## WRITTEN REQUEST
Output the full listing below exactly as it reads, and skip anything that is a picture.

[Collected data entries]

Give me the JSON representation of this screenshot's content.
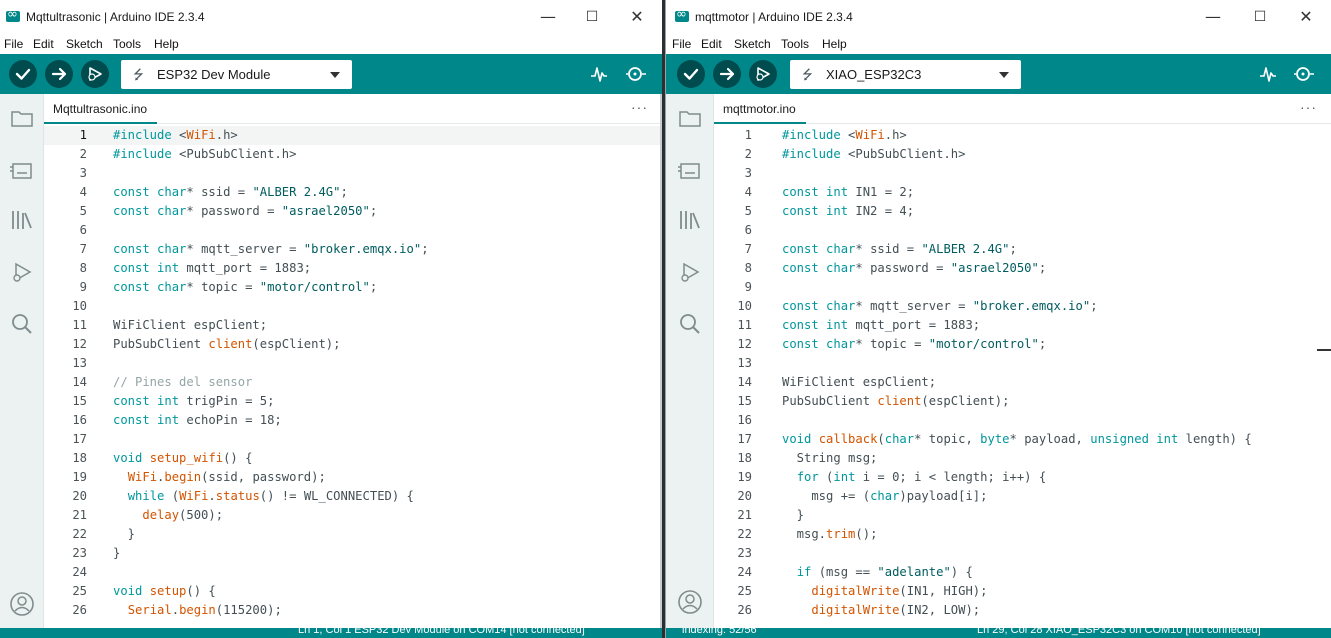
{
  "left": {
    "title": "Mqttultrasonic | Arduino IDE 2.3.4",
    "menu": [
      "File",
      "Edit",
      "Sketch",
      "Tools",
      "Help"
    ],
    "board": "ESP32 Dev Module",
    "tab": "Mqttultrasonic.ino",
    "status": "Ln 1, Col 1    ESP32 Dev Module on COM14 [not connected]",
    "lines": [
      {
        "n": "1",
        "t": "#include <WiFi.h>"
      },
      {
        "n": "2",
        "t": "#include <PubSubClient.h>"
      },
      {
        "n": "3",
        "t": ""
      },
      {
        "n": "4",
        "t": "const char* ssid = \"ALBER 2.4G\";"
      },
      {
        "n": "5",
        "t": "const char* password = \"asrael2050\";"
      },
      {
        "n": "6",
        "t": ""
      },
      {
        "n": "7",
        "t": "const char* mqtt_server = \"broker.emqx.io\";"
      },
      {
        "n": "8",
        "t": "const int mqtt_port = 1883;"
      },
      {
        "n": "9",
        "t": "const char* topic = \"motor/control\";"
      },
      {
        "n": "10",
        "t": ""
      },
      {
        "n": "11",
        "t": "WiFiClient espClient;"
      },
      {
        "n": "12",
        "t": "PubSubClient client(espClient);"
      },
      {
        "n": "13",
        "t": ""
      },
      {
        "n": "14",
        "t": "// Pines del sensor"
      },
      {
        "n": "15",
        "t": "const int trigPin = 5;"
      },
      {
        "n": "16",
        "t": "const int echoPin = 18;"
      },
      {
        "n": "17",
        "t": ""
      },
      {
        "n": "18",
        "t": "void setup_wifi() {"
      },
      {
        "n": "19",
        "t": "  WiFi.begin(ssid, password);"
      },
      {
        "n": "20",
        "t": "  while (WiFi.status() != WL_CONNECTED) {"
      },
      {
        "n": "21",
        "t": "    delay(500);"
      },
      {
        "n": "22",
        "t": "  }"
      },
      {
        "n": "23",
        "t": "}"
      },
      {
        "n": "24",
        "t": ""
      },
      {
        "n": "25",
        "t": "void setup() {"
      },
      {
        "n": "26",
        "t": "  Serial.begin(115200);"
      }
    ]
  },
  "right": {
    "title": "mqttmotor | Arduino IDE 2.3.4",
    "menu": [
      "File",
      "Edit",
      "Sketch",
      "Tools",
      "Help"
    ],
    "board": "XIAO_ESP32C3",
    "tab": "mqttmotor.ino",
    "status_left": "indexing: 52/56",
    "status": "Ln 29, Col 28    XIAO_ESP32C3 on COM10 [not connected]",
    "lines": [
      {
        "n": "1",
        "t": "#include <WiFi.h>"
      },
      {
        "n": "2",
        "t": "#include <PubSubClient.h>"
      },
      {
        "n": "3",
        "t": ""
      },
      {
        "n": "4",
        "t": "const int IN1 = 2;"
      },
      {
        "n": "5",
        "t": "const int IN2 = 4;"
      },
      {
        "n": "6",
        "t": ""
      },
      {
        "n": "7",
        "t": "const char* ssid = \"ALBER 2.4G\";"
      },
      {
        "n": "8",
        "t": "const char* password = \"asrael2050\";"
      },
      {
        "n": "9",
        "t": ""
      },
      {
        "n": "10",
        "t": "const char* mqtt_server = \"broker.emqx.io\";"
      },
      {
        "n": "11",
        "t": "const int mqtt_port = 1883;"
      },
      {
        "n": "12",
        "t": "const char* topic = \"motor/control\";"
      },
      {
        "n": "13",
        "t": ""
      },
      {
        "n": "14",
        "t": "WiFiClient espClient;"
      },
      {
        "n": "15",
        "t": "PubSubClient client(espClient);"
      },
      {
        "n": "16",
        "t": ""
      },
      {
        "n": "17",
        "t": "void callback(char* topic, byte* payload, unsigned int length) {"
      },
      {
        "n": "18",
        "t": "  String msg;"
      },
      {
        "n": "19",
        "t": "  for (int i = 0; i < length; i++) {"
      },
      {
        "n": "20",
        "t": "    msg += (char)payload[i];"
      },
      {
        "n": "21",
        "t": "  }"
      },
      {
        "n": "22",
        "t": "  msg.trim();"
      },
      {
        "n": "23",
        "t": ""
      },
      {
        "n": "24",
        "t": "  if (msg == \"adelante\") {"
      },
      {
        "n": "25",
        "t": "    digitalWrite(IN1, HIGH);"
      },
      {
        "n": "26",
        "t": "    digitalWrite(IN2, LOW);"
      }
    ]
  },
  "window_controls": {
    "minimize": "—",
    "maximize": "☐",
    "close": "✕"
  },
  "colors": {
    "teal": "#00878a",
    "dark_teal": "#004b4d",
    "keyword": "#00979c",
    "function": "#d35400",
    "string": "#005c5f",
    "comment": "#95a5a6"
  }
}
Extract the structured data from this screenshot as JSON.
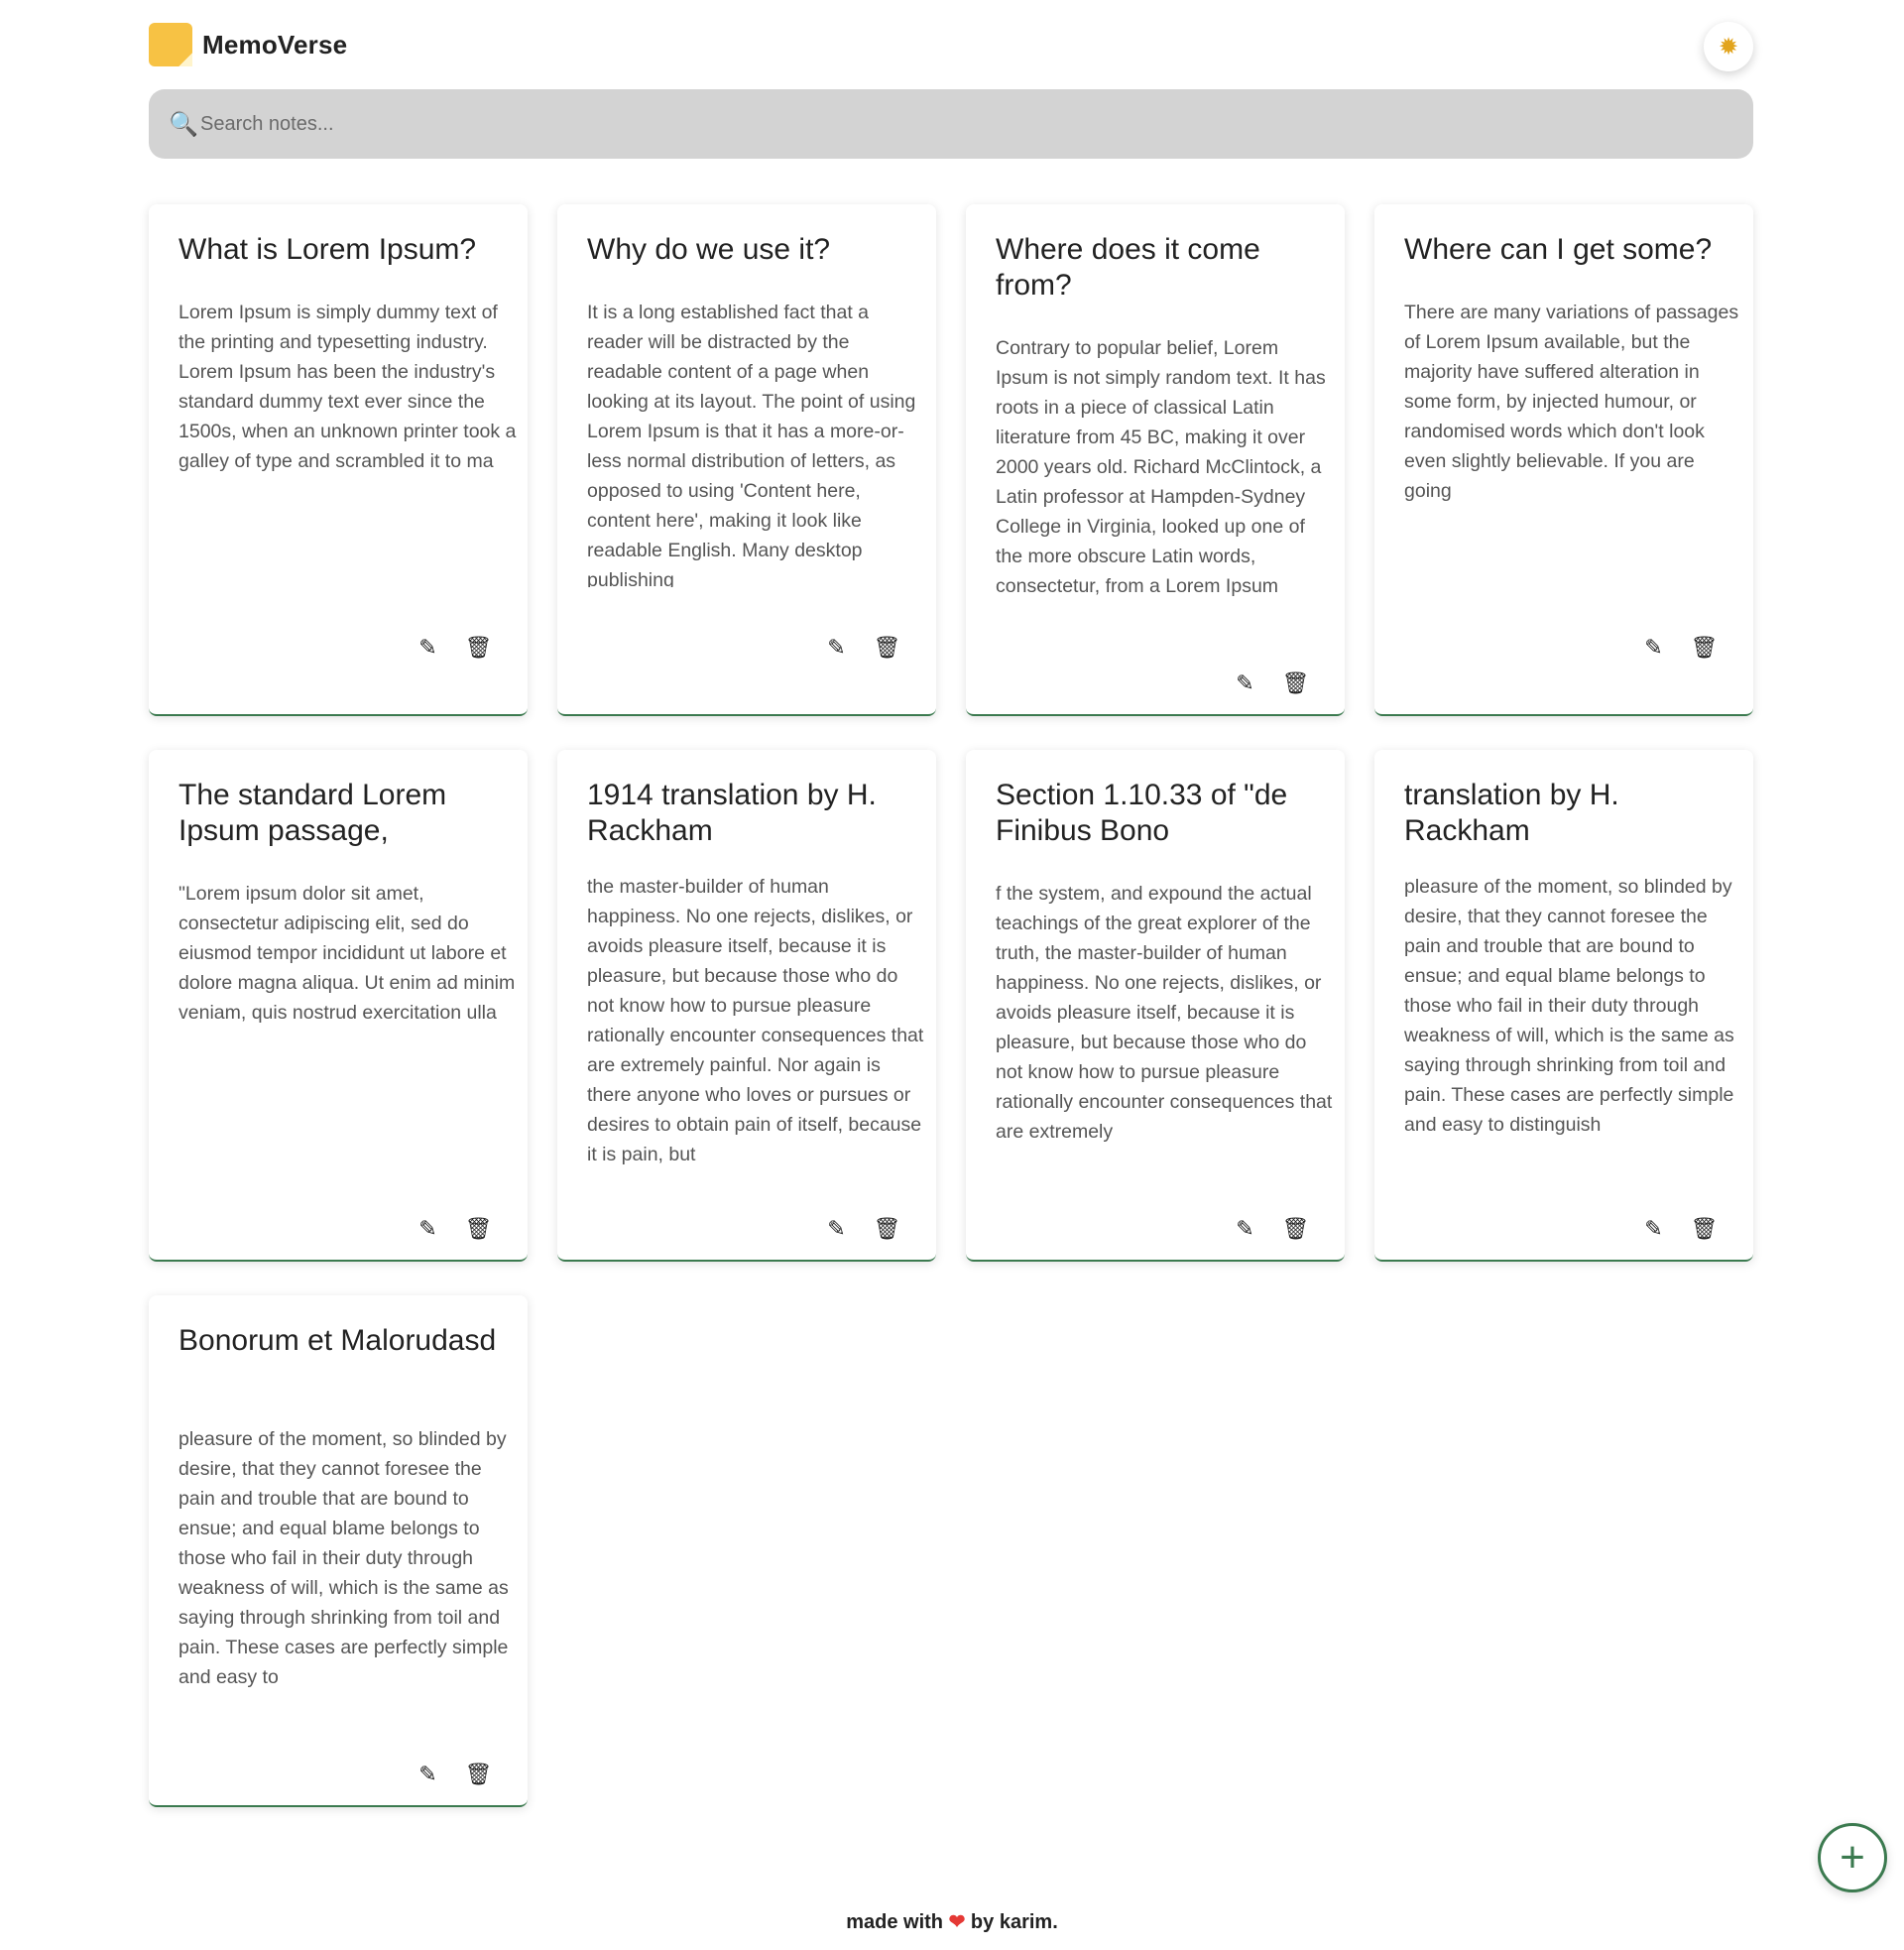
{
  "app": {
    "name": "MemoVerse",
    "theme_toggle_icon": "sun-icon"
  },
  "search": {
    "placeholder": "Search notes...",
    "icon": "search-icon"
  },
  "notes": [
    {
      "title": "What is Lorem Ipsum?",
      "body": "Lorem Ipsum is simply dummy text of the printing and typesetting industry. Lorem Ipsum has been the industry's standard dummy text ever since the 1500s, when an unknown printer took a galley of type and scrambled it to ma"
    },
    {
      "title": "Why do we use it?",
      "body": "It is a long established fact that a reader will be distracted by the readable content of a page when looking at its layout. The point of using Lorem Ipsum is that it has a more-or-less normal distribution of letters, as opposed to using 'Content here, content here', making it look like readable English. Many desktop publishing"
    },
    {
      "title": "Where does it come from?",
      "body": "Contrary to popular belief, Lorem Ipsum is not simply random text. It has roots in a piece of classical Latin literature from 45 BC, making it over 2000 years old. Richard McClintock, a Latin professor at Hampden-Sydney College in Virginia, looked up one of the more obscure Latin words, consectetur, from a Lorem Ipsum"
    },
    {
      "title": "Where can I get some?",
      "body": "There are many variations of passages of Lorem Ipsum available, but the majority have suffered alteration in some form, by injected humour, or randomised words which don't look even slightly believable. If you are going"
    },
    {
      "title": "The standard Lorem Ipsum passage,",
      "body": "\"Lorem ipsum dolor sit amet, consectetur adipiscing elit, sed do eiusmod tempor incididunt ut labore et dolore magna aliqua. Ut enim ad minim veniam, quis nostrud exercitation ulla"
    },
    {
      "title": "1914 translation by H. Rackham",
      "body": "the master-builder of human happiness. No one rejects, dislikes, or avoids pleasure itself, because it is pleasure, but because those who do not know how to pursue pleasure rationally encounter consequences that are extremely painful. Nor again is there anyone who loves or pursues or desires to obtain pain of itself, because it is pain, but"
    },
    {
      "title": "Section 1.10.33 of \"de Finibus Bono",
      "body": "f the system, and expound the actual teachings of the great explorer of the truth, the master-builder of human happiness. No one rejects, dislikes, or avoids pleasure itself, because it is pleasure, but because those who do not know how to pursue pleasure rationally encounter consequences that are extremely"
    },
    {
      "title": "translation by H. Rackham",
      "body": "pleasure of the moment, so blinded by desire, that they cannot foresee the pain and trouble that are bound to ensue; and equal blame belongs to those who fail in their duty through weakness of will, which is the same as saying through shrinking from toil and pain. These cases are perfectly simple and easy to distinguish"
    },
    {
      "title": "Bonorum et Malorudasd",
      "body": "pleasure of the moment, so blinded by desire, that they cannot foresee the pain and trouble that are bound to ensue; and equal blame belongs to those who fail in their duty through weakness of will, which is the same as saying through shrinking from toil and pain. These cases are perfectly simple and easy to"
    }
  ],
  "actions": {
    "edit_icon": "edit-icon",
    "delete_icon": "trash-icon"
  },
  "fab": {
    "icon": "plus-icon"
  },
  "footer": {
    "prefix": "made with",
    "heart": "❤",
    "suffix": "by karim."
  },
  "colors": {
    "accent": "#3b7a4f",
    "logo": "#f7c244",
    "search_bg": "#d3d3d3",
    "heart": "#e53935"
  }
}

## RESULT OF THIS EXERCISE
Give me the JSON representation of this screenshot's content.
{
  "left": {
    "title": "Mqttultrasonic | Arduino IDE 2.3.4",
    "menu": [
      "File",
      "Edit",
      "Sketch",
      "Tools",
      "Help"
    ],
    "board": "ESP32 Dev Module",
    "tab": "Mqttultrasonic.ino",
    "status": "Ln 1, Col 1    ESP32 Dev Module on COM14 [not connected]",
    "lines": [
      {
        "n": "1",
        "t": "#include <WiFi.h>"
      },
      {
        "n": "2",
        "t": "#include <PubSubClient.h>"
      },
      {
        "n": "3",
        "t": ""
      },
      {
        "n": "4",
        "t": "const char* ssid = \"ALBER 2.4G\";"
      },
      {
        "n": "5",
        "t": "const char* password = \"asrael2050\";"
      },
      {
        "n": "6",
        "t": ""
      },
      {
        "n": "7",
        "t": "const char* mqtt_server = \"broker.emqx.io\";"
      },
      {
        "n": "8",
        "t": "const int mqtt_port = 1883;"
      },
      {
        "n": "9",
        "t": "const char* topic = \"motor/control\";"
      },
      {
        "n": "10",
        "t": ""
      },
      {
        "n": "11",
        "t": "WiFiClient espClient;"
      },
      {
        "n": "12",
        "t": "PubSubClient client(espClient);"
      },
      {
        "n": "13",
        "t": ""
      },
      {
        "n": "14",
        "t": "// Pines del sensor"
      },
      {
        "n": "15",
        "t": "const int trigPin = 5;"
      },
      {
        "n": "16",
        "t": "const int echoPin = 18;"
      },
      {
        "n": "17",
        "t": ""
      },
      {
        "n": "18",
        "t": "void setup_wifi() {"
      },
      {
        "n": "19",
        "t": "  WiFi.begin(ssid, password);"
      },
      {
        "n": "20",
        "t": "  while (WiFi.status() != WL_CONNECTED) {"
      },
      {
        "n": "21",
        "t": "    delay(500);"
      },
      {
        "n": "22",
        "t": "  }"
      },
      {
        "n": "23",
        "t": "}"
      },
      {
        "n": "24",
        "t": ""
      },
      {
        "n": "25",
        "t": "void setup() {"
      },
      {
        "n": "26",
        "t": "  Serial.begin(115200);"
      }
    ]
  },
  "right": {
    "title": "mqttmotor | Arduino IDE 2.3.4",
    "menu": [
      "File",
      "Edit",
      "Sketch",
      "Tools",
      "Help"
    ],
    "board": "XIAO_ESP32C3",
    "tab": "mqttmotor.ino",
    "status_left": "indexing: 52/56",
    "status": "Ln 29, Col 28    XIAO_ESP32C3 on COM10 [not connected]",
    "lines": [
      {
        "n": "1",
        "t": "#include <WiFi.h>"
      },
      {
        "n": "2",
        "t": "#include <PubSubClient.h>"
      },
      {
        "n": "3",
        "t": ""
      },
      {
        "n": "4",
        "t": "const int IN1 = 2;"
      },
      {
        "n": "5",
        "t": "const int IN2 = 4;"
      },
      {
        "n": "6",
        "t": ""
      },
      {
        "n": "7",
        "t": "const char* ssid = \"ALBER 2.4G\";"
      },
      {
        "n": "8",
        "t": "const char* password = \"asrael2050\";"
      },
      {
        "n": "9",
        "t": ""
      },
      {
        "n": "10",
        "t": "const char* mqtt_server = \"broker.emqx.io\";"
      },
      {
        "n": "11",
        "t": "const int mqtt_port = 1883;"
      },
      {
        "n": "12",
        "t": "const char* topic = \"motor/control\";"
      },
      {
        "n": "13",
        "t": ""
      },
      {
        "n": "14",
        "t": "WiFiClient espClient;"
      },
      {
        "n": "15",
        "t": "PubSubClient client(espClient);"
      },
      {
        "n": "16",
        "t": ""
      },
      {
        "n": "17",
        "t": "void callback(char* topic, byte* payload, unsigned int length) {"
      },
      {
        "n": "18",
        "t": "  String msg;"
      },
      {
        "n": "19",
        "t": "  for (int i = 0; i < length; i++) {"
      },
      {
        "n": "20",
        "t": "    msg += (char)payload[i];"
      },
      {
        "n": "21",
        "t": "  }"
      },
      {
        "n": "22",
        "t": "  msg.trim();"
      },
      {
        "n": "23",
        "t": ""
      },
      {
        "n": "24",
        "t": "  if (msg == \"adelante\") {"
      },
      {
        "n": "25",
        "t": "    digitalWrite(IN1, HIGH);"
      },
      {
        "n": "26",
        "t": "    digitalWrite(IN2, LOW);"
      }
    ]
  },
  "window_controls": {
    "minimize": "—",
    "maximize": "☐",
    "close": "✕"
  },
  "colors": {
    "teal": "#00878a",
    "dark_teal": "#004b4d",
    "keyword": "#00979c",
    "function": "#d35400",
    "string": "#005c5f",
    "comment": "#95a5a6"
  }
}
Extract the structured data from this screenshot as JSON.
{
  "app": {
    "name": "MemoVerse",
    "theme_toggle_icon": "sun-icon"
  },
  "search": {
    "placeholder": "Search notes...",
    "icon": "search-icon"
  },
  "notes": [
    {
      "title": "What is Lorem Ipsum?",
      "body": "Lorem Ipsum is simply dummy text of the printing and typesetting industry. Lorem Ipsum has been the industry's standard dummy text ever since the 1500s, when an unknown printer took a galley of type and scrambled it to ma"
    },
    {
      "title": "Why do we use it?",
      "body": "It is a long established fact that a reader will be distracted by the readable content of a page when looking at its layout. The point of using Lorem Ipsum is that it has a more-or-less normal distribution of letters, as opposed to using 'Content here, content here', making it look like readable English. Many desktop publishing"
    },
    {
      "title": "Where does it come from?",
      "body": "Contrary to popular belief, Lorem Ipsum is not simply random text. It has roots in a piece of classical Latin literature from 45 BC, making it over 2000 years old. Richard McClintock, a Latin professor at Hampden-Sydney College in Virginia, looked up one of the more obscure Latin words, consectetur, from a Lorem Ipsum"
    },
    {
      "title": "Where can I get some?",
      "body": "There are many variations of passages of Lorem Ipsum available, but the majority have suffered alteration in some form, by injected humour, or randomised words which don't look even slightly believable. If you are going"
    },
    {
      "title": "The standard Lorem Ipsum passage,",
      "body": "\"Lorem ipsum dolor sit amet, consectetur adipiscing elit, sed do eiusmod tempor incididunt ut labore et dolore magna aliqua. Ut enim ad minim veniam, quis nostrud exercitation ulla"
    },
    {
      "title": "1914 translation by H. Rackham",
      "body": "the master-builder of human happiness. No one rejects, dislikes, or avoids pleasure itself, because it is pleasure, but because those who do not know how to pursue pleasure rationally encounter consequences that are extremely painful. Nor again is there anyone who loves or pursues or desires to obtain pain of itself, because it is pain, but"
    },
    {
      "title": "Section 1.10.33 of \"de Finibus Bono",
      "body": "f the system, and expound the actual teachings of the great explorer of the truth, the master-builder of human happiness. No one rejects, dislikes, or avoids pleasure itself, because it is pleasure, but because those who do not know how to pursue pleasure rationally encounter consequences that are extremely"
    },
    {
      "title": "translation by H. Rackham",
      "body": "pleasure of the moment, so blinded by desire, that they cannot foresee the pain and trouble that are bound to ensue; and equal blame belongs to those who fail in their duty through weakness of will, which is the same as saying through shrinking from toil and pain. These cases are perfectly simple and easy to distinguish"
    },
    {
      "title": "Bonorum et Malorudasd",
      "body": "pleasure of the moment, so blinded by desire, that they cannot foresee the pain and trouble that are bound to ensue; and equal blame belongs to those who fail in their duty through weakness of will, which is the same as saying through shrinking from toil and pain. These cases are perfectly simple and easy to"
    }
  ],
  "actions": {
    "edit_icon": "edit-icon",
    "delete_icon": "trash-icon"
  },
  "fab": {
    "icon": "plus-icon"
  },
  "footer": {
    "prefix": "made with",
    "heart": "❤",
    "suffix": "by karim."
  },
  "colors": {
    "accent": "#3b7a4f",
    "logo": "#f7c244",
    "search_bg": "#d3d3d3",
    "heart": "#e53935"
  }
}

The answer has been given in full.